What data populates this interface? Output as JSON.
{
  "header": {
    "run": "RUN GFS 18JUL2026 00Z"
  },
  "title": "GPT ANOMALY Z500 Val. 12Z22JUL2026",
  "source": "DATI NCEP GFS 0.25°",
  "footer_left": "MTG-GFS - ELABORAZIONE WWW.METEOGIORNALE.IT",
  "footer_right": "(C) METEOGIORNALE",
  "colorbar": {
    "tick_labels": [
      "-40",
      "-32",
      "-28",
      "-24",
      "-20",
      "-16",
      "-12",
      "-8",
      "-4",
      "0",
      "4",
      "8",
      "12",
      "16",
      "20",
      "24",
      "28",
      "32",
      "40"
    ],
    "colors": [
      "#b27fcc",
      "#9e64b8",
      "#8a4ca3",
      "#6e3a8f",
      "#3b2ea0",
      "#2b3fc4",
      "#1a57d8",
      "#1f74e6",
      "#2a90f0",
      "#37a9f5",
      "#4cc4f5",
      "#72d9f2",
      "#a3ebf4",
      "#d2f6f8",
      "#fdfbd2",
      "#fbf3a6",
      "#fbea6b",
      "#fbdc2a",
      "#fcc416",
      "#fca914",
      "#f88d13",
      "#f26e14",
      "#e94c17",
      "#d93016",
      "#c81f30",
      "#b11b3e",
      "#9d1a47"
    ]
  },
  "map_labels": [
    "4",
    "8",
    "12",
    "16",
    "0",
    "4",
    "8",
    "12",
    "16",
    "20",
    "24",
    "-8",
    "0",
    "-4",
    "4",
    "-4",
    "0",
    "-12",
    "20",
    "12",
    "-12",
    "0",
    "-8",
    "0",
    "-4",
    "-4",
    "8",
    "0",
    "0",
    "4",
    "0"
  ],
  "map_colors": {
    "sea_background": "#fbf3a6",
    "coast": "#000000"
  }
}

------------------------

#### [Exercise]
Take every line from the records above that has the word "METEOGIORNALE" and copy it.

#### [Problem solution]
  "footer_left": "MTG-GFS - ELABORAZIONE WWW.METEOGIORNALE.IT",
  "footer_right": "(C) METEOGIORNALE",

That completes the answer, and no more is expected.